(Labeled region entries)
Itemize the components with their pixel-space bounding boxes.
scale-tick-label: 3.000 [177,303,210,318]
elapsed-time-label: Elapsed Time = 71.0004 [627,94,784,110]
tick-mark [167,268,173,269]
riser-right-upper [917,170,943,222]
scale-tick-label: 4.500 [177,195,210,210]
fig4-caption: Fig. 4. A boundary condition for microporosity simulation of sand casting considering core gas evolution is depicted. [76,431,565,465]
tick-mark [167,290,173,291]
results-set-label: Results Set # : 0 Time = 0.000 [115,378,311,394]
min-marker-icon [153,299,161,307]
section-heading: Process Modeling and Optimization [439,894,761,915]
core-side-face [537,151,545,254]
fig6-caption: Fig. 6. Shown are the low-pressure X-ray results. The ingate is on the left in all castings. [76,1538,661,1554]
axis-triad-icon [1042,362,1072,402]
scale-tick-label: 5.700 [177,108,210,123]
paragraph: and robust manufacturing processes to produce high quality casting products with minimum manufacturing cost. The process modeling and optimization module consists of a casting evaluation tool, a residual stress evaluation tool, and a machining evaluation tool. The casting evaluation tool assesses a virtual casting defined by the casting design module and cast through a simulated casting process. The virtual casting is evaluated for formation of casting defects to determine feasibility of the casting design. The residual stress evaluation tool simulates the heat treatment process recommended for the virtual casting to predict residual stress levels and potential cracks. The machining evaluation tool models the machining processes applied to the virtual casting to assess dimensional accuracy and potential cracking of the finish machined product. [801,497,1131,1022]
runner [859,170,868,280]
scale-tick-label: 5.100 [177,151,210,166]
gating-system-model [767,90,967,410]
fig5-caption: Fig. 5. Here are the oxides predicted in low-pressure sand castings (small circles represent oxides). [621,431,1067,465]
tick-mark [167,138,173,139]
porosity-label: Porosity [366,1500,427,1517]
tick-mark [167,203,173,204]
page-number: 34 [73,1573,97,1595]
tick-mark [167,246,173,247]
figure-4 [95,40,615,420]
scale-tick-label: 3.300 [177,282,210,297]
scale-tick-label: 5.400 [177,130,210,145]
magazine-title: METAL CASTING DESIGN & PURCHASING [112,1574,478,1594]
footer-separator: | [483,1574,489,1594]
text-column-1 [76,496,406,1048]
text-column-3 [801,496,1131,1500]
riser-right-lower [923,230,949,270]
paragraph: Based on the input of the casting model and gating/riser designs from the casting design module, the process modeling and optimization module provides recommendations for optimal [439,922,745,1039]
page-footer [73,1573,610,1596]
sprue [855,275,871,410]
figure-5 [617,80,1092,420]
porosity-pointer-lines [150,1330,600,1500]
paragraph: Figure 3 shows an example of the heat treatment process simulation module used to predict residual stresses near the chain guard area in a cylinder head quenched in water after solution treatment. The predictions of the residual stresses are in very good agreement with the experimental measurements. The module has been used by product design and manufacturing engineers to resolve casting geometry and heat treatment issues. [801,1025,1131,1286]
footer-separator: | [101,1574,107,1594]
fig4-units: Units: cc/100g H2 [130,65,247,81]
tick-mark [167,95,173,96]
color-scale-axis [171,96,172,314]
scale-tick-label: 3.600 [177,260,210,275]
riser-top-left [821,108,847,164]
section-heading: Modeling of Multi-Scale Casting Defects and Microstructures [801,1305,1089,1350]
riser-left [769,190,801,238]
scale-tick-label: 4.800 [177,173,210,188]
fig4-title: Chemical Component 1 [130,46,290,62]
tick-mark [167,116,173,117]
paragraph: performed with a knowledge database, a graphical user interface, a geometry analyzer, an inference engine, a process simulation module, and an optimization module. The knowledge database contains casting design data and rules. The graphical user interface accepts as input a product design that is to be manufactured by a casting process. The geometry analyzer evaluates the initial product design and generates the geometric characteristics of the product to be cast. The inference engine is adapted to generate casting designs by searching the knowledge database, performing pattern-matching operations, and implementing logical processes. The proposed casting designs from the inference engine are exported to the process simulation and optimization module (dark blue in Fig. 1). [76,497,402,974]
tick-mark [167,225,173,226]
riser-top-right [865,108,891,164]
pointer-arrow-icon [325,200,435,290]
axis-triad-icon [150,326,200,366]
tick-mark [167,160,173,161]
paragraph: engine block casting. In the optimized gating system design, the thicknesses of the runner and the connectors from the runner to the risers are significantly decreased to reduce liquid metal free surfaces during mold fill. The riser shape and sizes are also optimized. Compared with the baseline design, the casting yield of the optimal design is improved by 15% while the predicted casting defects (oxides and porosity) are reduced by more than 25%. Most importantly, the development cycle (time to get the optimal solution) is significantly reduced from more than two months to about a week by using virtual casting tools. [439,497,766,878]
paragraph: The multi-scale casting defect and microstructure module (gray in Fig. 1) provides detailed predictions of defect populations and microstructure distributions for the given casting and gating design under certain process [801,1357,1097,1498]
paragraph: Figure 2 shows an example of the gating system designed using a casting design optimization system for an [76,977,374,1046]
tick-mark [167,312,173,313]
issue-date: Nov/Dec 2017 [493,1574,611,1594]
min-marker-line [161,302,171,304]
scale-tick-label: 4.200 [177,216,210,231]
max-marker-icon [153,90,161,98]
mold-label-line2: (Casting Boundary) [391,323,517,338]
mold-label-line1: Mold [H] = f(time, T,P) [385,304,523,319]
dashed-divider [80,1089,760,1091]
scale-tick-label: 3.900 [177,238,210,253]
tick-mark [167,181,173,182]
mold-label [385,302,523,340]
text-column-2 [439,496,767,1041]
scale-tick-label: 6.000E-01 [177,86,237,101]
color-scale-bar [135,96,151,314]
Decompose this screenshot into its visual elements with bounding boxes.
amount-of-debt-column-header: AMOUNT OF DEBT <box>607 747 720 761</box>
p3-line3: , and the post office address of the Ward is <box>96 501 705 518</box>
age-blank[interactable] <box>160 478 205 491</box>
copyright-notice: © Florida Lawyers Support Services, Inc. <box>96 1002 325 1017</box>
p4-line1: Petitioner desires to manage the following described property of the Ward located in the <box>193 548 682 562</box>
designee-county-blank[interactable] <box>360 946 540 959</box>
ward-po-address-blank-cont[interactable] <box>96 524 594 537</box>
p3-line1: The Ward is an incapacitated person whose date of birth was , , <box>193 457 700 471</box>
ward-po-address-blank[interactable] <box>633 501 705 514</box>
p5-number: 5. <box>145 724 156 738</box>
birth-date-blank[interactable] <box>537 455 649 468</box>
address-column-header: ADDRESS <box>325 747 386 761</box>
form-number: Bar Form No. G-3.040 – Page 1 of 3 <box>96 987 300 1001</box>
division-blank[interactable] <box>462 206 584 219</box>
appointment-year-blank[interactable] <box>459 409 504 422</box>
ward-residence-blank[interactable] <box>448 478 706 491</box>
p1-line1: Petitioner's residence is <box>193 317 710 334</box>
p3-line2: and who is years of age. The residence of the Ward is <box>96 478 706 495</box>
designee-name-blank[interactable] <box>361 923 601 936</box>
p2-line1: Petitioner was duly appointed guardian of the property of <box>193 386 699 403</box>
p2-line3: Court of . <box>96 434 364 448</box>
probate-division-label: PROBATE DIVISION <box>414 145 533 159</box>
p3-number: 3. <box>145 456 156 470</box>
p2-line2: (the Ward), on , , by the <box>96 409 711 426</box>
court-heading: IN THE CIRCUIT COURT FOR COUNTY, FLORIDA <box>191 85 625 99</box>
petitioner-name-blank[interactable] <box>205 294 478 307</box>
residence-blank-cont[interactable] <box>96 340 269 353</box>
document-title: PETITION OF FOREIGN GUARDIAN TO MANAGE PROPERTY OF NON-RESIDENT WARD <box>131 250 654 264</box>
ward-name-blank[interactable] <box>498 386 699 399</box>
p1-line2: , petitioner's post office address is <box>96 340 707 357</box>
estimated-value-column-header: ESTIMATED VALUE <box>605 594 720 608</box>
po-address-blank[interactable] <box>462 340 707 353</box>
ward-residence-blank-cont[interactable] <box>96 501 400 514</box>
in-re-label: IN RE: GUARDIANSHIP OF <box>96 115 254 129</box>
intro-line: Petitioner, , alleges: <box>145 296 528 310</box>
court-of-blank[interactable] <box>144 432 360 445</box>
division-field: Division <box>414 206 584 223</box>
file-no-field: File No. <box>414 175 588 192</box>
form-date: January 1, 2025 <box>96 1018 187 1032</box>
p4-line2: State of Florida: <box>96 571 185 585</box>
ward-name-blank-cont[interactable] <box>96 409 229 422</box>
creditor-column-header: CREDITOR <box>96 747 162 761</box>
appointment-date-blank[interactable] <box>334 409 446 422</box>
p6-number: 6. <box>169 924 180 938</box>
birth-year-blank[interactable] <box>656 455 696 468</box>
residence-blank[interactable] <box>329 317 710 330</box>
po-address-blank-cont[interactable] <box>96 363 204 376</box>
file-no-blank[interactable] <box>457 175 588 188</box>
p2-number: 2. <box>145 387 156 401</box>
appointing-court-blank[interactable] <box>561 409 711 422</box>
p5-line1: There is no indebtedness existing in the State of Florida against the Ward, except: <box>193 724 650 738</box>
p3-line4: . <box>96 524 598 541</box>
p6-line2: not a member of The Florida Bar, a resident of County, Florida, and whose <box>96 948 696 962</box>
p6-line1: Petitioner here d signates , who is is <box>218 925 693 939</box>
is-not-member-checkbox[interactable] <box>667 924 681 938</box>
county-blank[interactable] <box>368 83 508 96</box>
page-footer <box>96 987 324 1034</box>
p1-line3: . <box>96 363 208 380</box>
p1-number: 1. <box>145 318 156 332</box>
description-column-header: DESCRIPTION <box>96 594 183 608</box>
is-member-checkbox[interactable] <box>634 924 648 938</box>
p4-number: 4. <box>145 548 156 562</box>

*Task instructions*: Give everything from the start of the data down to and including the line that contains "scale-tick-label: 5.400 [177,130,210,145]" as a JSON list of strings, one string per line, with blank lines left out.

*Result below*:
[
  "Itemize the components with their pixel-space bounding boxes.",
  "scale-tick-label: 3.000 [177,303,210,318]",
  "elapsed-time-label: Elapsed Time = 71.0004 [627,94,784,110]",
  "tick-mark [167,268,173,269]",
  "riser-right-upper [917,170,943,222]",
  "scale-tick-label: 4.500 [177,195,210,210]",
  "fig4-caption: Fig. 4. A boundary condition for microporosity simulation of sand casting considering core gas evolution is depicted. [76,431,565,465]",
  "tick-mark [167,290,173,291]",
  "results-set-label: Results Set # : 0 Time = 0.000 [115,378,311,394]",
  "min-marker-icon [153,299,161,307]",
  "section-heading: Process Modeling and Optimization [439,894,761,915]",
  "core-side-face [537,151,545,254]",
  "fig6-caption: Fig. 6. Shown are the low-pressure X-ray results. The ingate is on the left in all castings. [76,1538,661,1554]",
  "axis-triad-icon [1042,362,1072,402]",
  "scale-tick-label: 5.700 [177,108,210,123]",
  "paragraph: and robust manufacturing processes to produce high quality casting products with minimum manufacturing cost. The process modeling and optimization module consists of a casting evaluation tool, a residual stress evaluation tool, and a machining evaluation tool. The casting evaluation tool assesses a virtual casting defined by the casting design module and cast through a simulated casting process. The virtual casting is evaluated for formation of casting defects to determine feasibility of the casting design. The residual stress evaluation tool simulates the heat treatment process recommended for the virtual casting to predict residual stress levels and potential cracks. The machining evaluation tool models the machining processes applied to the virtual casting to assess dimensional accuracy and potential cracking of the finish machined product. [801,497,1131,1022]",
  "runner [859,170,868,280]",
  "scale-tick-label: 5.100 [177,151,210,166]",
  "gating-system-model [767,90,967,410]",
  "fig5-caption: Fig. 5. Here are the oxides predicted in low-pressure sand castings (small circles represent oxides). [621,431,1067,465]",
  "tick-mark [167,138,173,139]",
  "porosity-label: Porosity [366,1500,427,1517]",
  "tick-mark [167,203,173,204]",
  "page-number: 34 [73,1573,97,1595]",
  "tick-mark [167,246,173,247]",
  "figure-4 [95,40,615,420]",
  "scale-tick-label: 3.300 [177,282,210,297]",
  "scale-tick-label: 5.400 [177,130,210,145]"
]